[Start of MATERIAL SHOWN]
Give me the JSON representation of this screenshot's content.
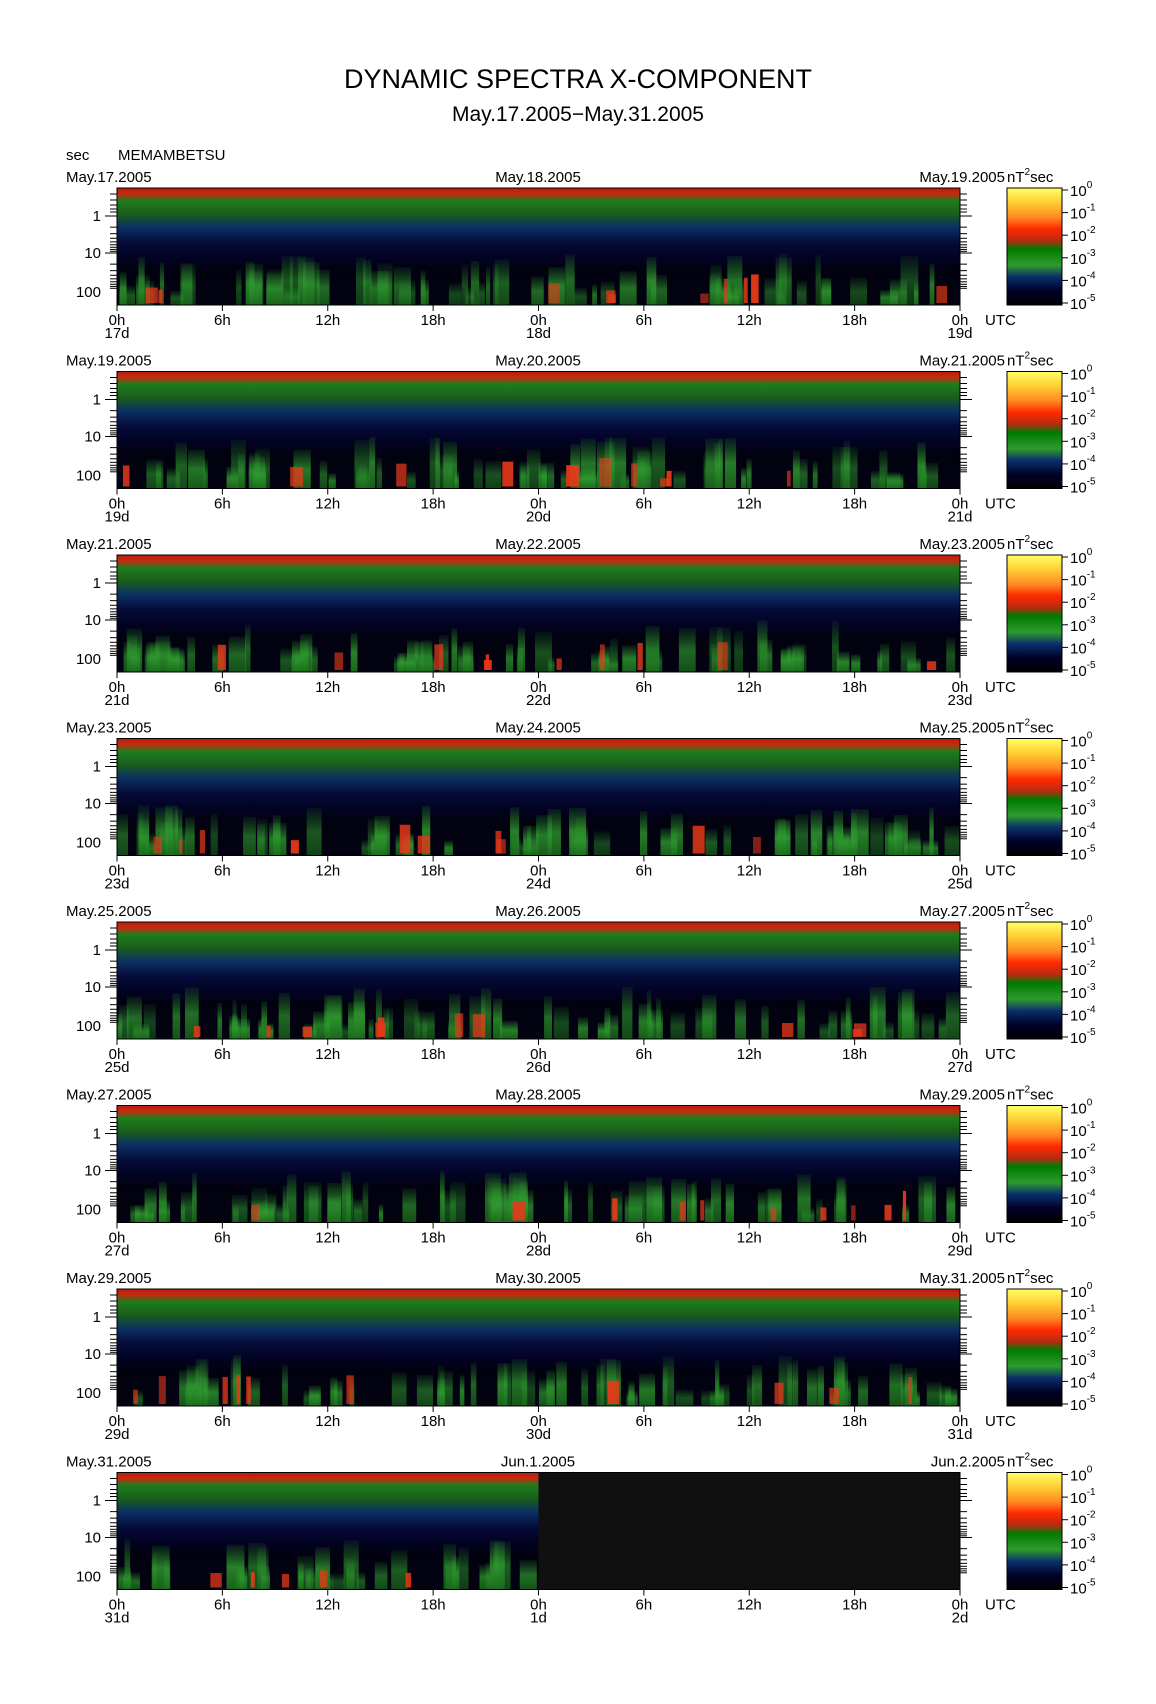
{
  "chart_data": {
    "type": "heatmap",
    "title": "DYNAMIC SPECTRA X-COMPONENT",
    "subtitle": "May.17.2005−May.31.2005",
    "y_unit": "sec",
    "station": "MEMAMBETSU",
    "y_ticks": [
      "1",
      "10",
      "100"
    ],
    "x_ticks": [
      "0h",
      "6h",
      "12h",
      "18h",
      "0h",
      "6h",
      "12h",
      "18h",
      "0h"
    ],
    "x_unit": "UTC",
    "colorbar_unit": "nT",
    "colorbar_unit_sup": "2",
    "colorbar_unit_suffix": "sec",
    "colorbar_ticks": [
      {
        "base": "10",
        "exp": "0"
      },
      {
        "base": "10",
        "exp": "-1"
      },
      {
        "base": "10",
        "exp": "-2"
      },
      {
        "base": "10",
        "exp": "-3"
      },
      {
        "base": "10",
        "exp": "-4"
      },
      {
        "base": "10",
        "exp": "-5"
      }
    ],
    "colormap": [
      "#ffff66",
      "#ffcc33",
      "#ff7722",
      "#ff2200",
      "#cc2a10",
      "#007700",
      "#33aa33",
      "#0a2a6a",
      "#000022",
      "#000000"
    ],
    "panels": [
      {
        "start_date": "May.17.2005",
        "mid_date": "May.18.2005",
        "end_date": "May.19.2005",
        "days": [
          "17d",
          "18d",
          "19d"
        ]
      },
      {
        "start_date": "May.19.2005",
        "mid_date": "May.20.2005",
        "end_date": "May.21.2005",
        "days": [
          "19d",
          "20d",
          "21d"
        ]
      },
      {
        "start_date": "May.21.2005",
        "mid_date": "May.22.2005",
        "end_date": "May.23.2005",
        "days": [
          "21d",
          "22d",
          "23d"
        ]
      },
      {
        "start_date": "May.23.2005",
        "mid_date": "May.24.2005",
        "end_date": "May.25.2005",
        "days": [
          "23d",
          "24d",
          "25d"
        ]
      },
      {
        "start_date": "May.25.2005",
        "mid_date": "May.26.2005",
        "end_date": "May.27.2005",
        "days": [
          "25d",
          "26d",
          "27d"
        ]
      },
      {
        "start_date": "May.27.2005",
        "mid_date": "May.28.2005",
        "end_date": "May.29.2005",
        "days": [
          "27d",
          "28d",
          "29d"
        ]
      },
      {
        "start_date": "May.29.2005",
        "mid_date": "May.30.2005",
        "end_date": "May.31.2005",
        "days": [
          "29d",
          "30d",
          "31d"
        ]
      },
      {
        "start_date": "May.31.2005",
        "mid_date": "Jun.1.2005",
        "end_date": "Jun.2.2005",
        "days": [
          "31d",
          "1d",
          "2d"
        ],
        "data_end_fraction": 0.5
      }
    ]
  }
}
[End of MATERIAL SHOWN]
PROBLEM TO SOLVE
Reproduce all entries without any change, and omit the pictures.

CORRECT ANSWER
Give me the JSON representation of this screenshot's content.
{
  "chart_data": {
    "type": "heatmap",
    "title": "DYNAMIC SPECTRA X-COMPONENT",
    "subtitle": "May.17.2005−May.31.2005",
    "y_unit": "sec",
    "station": "MEMAMBETSU",
    "y_ticks": [
      "1",
      "10",
      "100"
    ],
    "x_ticks": [
      "0h",
      "6h",
      "12h",
      "18h",
      "0h",
      "6h",
      "12h",
      "18h",
      "0h"
    ],
    "x_unit": "UTC",
    "colorbar_unit": "nT",
    "colorbar_unit_sup": "2",
    "colorbar_unit_suffix": "sec",
    "colorbar_ticks": [
      {
        "base": "10",
        "exp": "0"
      },
      {
        "base": "10",
        "exp": "-1"
      },
      {
        "base": "10",
        "exp": "-2"
      },
      {
        "base": "10",
        "exp": "-3"
      },
      {
        "base": "10",
        "exp": "-4"
      },
      {
        "base": "10",
        "exp": "-5"
      }
    ],
    "colormap": [
      "#ffff66",
      "#ffcc33",
      "#ff7722",
      "#ff2200",
      "#cc2a10",
      "#007700",
      "#33aa33",
      "#0a2a6a",
      "#000022",
      "#000000"
    ],
    "panels": [
      {
        "start_date": "May.17.2005",
        "mid_date": "May.18.2005",
        "end_date": "May.19.2005",
        "days": [
          "17d",
          "18d",
          "19d"
        ]
      },
      {
        "start_date": "May.19.2005",
        "mid_date": "May.20.2005",
        "end_date": "May.21.2005",
        "days": [
          "19d",
          "20d",
          "21d"
        ]
      },
      {
        "start_date": "May.21.2005",
        "mid_date": "May.22.2005",
        "end_date": "May.23.2005",
        "days": [
          "21d",
          "22d",
          "23d"
        ]
      },
      {
        "start_date": "May.23.2005",
        "mid_date": "May.24.2005",
        "end_date": "May.25.2005",
        "days": [
          "23d",
          "24d",
          "25d"
        ]
      },
      {
        "start_date": "May.25.2005",
        "mid_date": "May.26.2005",
        "end_date": "May.27.2005",
        "days": [
          "25d",
          "26d",
          "27d"
        ]
      },
      {
        "start_date": "May.27.2005",
        "mid_date": "May.28.2005",
        "end_date": "May.29.2005",
        "days": [
          "27d",
          "28d",
          "29d"
        ]
      },
      {
        "start_date": "May.29.2005",
        "mid_date": "May.30.2005",
        "end_date": "May.31.2005",
        "days": [
          "29d",
          "30d",
          "31d"
        ]
      },
      {
        "start_date": "May.31.2005",
        "mid_date": "Jun.1.2005",
        "end_date": "Jun.2.2005",
        "days": [
          "31d",
          "1d",
          "2d"
        ],
        "data_end_fraction": 0.5
      }
    ]
  }
}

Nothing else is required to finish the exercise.